▶ **SHORT PROBLEM**:
Tell me how many lines hold "Hansmeier", please, using only the number.

## begin DATA

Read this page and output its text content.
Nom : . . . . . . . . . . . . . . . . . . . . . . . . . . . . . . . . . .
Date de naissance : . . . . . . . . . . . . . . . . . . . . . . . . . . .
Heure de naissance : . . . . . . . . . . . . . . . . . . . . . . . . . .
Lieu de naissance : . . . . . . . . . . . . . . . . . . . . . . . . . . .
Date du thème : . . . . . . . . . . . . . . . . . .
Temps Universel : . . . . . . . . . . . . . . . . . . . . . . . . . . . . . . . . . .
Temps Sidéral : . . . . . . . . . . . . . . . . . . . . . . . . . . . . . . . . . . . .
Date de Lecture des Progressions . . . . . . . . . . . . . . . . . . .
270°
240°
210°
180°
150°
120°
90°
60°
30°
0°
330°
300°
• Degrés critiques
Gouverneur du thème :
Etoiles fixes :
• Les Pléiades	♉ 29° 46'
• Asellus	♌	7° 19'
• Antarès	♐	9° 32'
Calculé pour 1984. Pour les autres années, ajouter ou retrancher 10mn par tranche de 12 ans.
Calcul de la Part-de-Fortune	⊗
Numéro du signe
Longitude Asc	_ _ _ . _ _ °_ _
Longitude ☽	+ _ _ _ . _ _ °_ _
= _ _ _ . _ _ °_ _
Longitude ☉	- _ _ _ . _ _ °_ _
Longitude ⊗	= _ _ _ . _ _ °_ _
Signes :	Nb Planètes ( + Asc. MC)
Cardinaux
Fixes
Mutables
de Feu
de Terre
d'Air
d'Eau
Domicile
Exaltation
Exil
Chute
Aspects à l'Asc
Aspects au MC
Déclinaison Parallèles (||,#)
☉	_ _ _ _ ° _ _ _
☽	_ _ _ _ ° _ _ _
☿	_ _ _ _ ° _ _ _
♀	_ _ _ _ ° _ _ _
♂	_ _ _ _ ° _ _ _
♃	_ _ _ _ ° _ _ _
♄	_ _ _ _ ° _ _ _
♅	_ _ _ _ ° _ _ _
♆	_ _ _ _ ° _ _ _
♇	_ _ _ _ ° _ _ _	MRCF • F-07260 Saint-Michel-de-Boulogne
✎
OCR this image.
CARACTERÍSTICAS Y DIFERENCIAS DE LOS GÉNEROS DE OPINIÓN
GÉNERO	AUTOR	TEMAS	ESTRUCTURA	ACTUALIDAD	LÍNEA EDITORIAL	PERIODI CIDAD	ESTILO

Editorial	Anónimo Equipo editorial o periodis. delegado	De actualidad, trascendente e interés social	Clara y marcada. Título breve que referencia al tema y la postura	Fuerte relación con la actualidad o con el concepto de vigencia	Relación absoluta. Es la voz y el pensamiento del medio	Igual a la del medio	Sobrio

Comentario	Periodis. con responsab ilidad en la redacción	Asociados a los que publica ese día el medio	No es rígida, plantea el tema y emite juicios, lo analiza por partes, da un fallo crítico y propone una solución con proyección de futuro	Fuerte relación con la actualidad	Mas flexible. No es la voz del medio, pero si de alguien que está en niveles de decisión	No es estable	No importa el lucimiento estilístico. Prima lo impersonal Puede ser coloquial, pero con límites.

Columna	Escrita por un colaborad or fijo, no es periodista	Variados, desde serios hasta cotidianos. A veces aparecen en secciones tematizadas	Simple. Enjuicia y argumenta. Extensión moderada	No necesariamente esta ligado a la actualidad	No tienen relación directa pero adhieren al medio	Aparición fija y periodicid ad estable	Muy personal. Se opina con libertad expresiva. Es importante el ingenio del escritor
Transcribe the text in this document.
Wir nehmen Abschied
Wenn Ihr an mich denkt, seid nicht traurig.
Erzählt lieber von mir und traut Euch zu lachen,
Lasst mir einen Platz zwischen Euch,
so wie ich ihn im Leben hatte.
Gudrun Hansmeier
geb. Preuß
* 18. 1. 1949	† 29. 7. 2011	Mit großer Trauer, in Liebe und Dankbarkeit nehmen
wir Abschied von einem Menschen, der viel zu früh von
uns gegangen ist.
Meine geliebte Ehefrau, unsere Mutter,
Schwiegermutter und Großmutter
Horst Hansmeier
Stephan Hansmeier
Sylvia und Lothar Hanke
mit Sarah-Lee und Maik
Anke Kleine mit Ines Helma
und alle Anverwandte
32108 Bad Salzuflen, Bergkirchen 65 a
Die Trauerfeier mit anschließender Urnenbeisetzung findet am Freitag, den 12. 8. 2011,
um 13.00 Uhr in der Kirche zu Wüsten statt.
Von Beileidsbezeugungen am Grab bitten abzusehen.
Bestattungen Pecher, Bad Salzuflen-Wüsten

## end DATA
## begin DATA

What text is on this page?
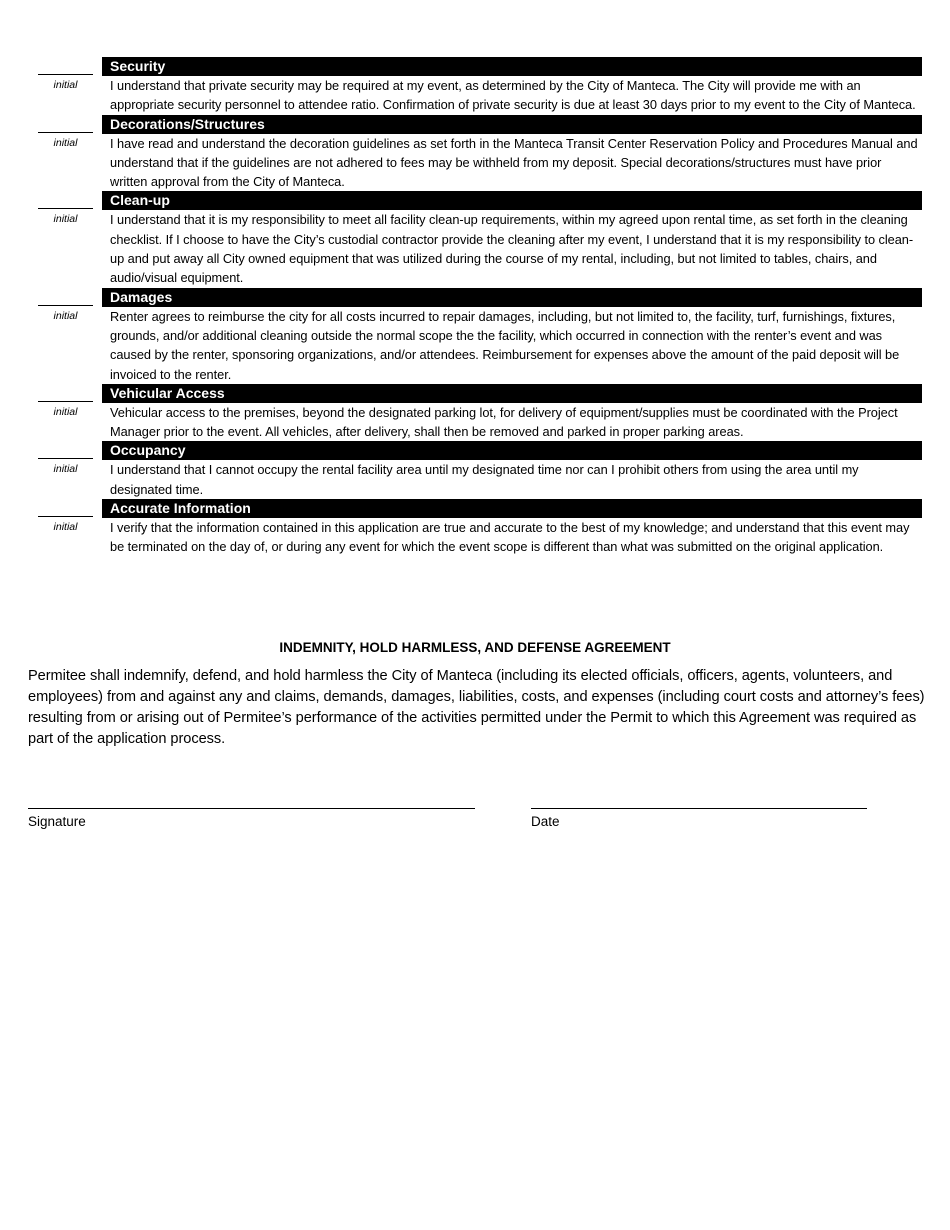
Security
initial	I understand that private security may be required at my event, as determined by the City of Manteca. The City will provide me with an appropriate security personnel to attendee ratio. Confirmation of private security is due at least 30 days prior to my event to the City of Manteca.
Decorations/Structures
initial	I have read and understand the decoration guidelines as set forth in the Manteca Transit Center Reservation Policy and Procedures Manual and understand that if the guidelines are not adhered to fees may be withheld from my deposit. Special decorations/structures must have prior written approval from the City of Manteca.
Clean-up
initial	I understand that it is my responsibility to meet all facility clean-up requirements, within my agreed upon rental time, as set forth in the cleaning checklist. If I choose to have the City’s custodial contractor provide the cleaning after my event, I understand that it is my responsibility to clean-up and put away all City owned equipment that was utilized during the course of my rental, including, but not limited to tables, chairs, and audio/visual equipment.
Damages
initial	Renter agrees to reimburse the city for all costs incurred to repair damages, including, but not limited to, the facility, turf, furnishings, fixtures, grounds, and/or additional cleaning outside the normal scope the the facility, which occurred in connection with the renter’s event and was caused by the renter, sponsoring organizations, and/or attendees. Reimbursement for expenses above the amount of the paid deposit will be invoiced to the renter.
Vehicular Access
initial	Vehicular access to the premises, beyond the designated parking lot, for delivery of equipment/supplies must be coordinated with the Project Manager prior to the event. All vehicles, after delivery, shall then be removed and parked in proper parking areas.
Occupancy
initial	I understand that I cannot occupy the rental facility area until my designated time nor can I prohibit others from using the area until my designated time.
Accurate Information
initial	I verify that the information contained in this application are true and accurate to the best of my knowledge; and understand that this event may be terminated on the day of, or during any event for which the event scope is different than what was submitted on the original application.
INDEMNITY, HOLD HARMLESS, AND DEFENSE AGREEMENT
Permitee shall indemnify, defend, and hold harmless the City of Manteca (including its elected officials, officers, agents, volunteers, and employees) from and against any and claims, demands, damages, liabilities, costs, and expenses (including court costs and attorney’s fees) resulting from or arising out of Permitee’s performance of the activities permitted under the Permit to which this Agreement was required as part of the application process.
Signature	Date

## end DATA

▶ **SOLVED EXERCISE**:
3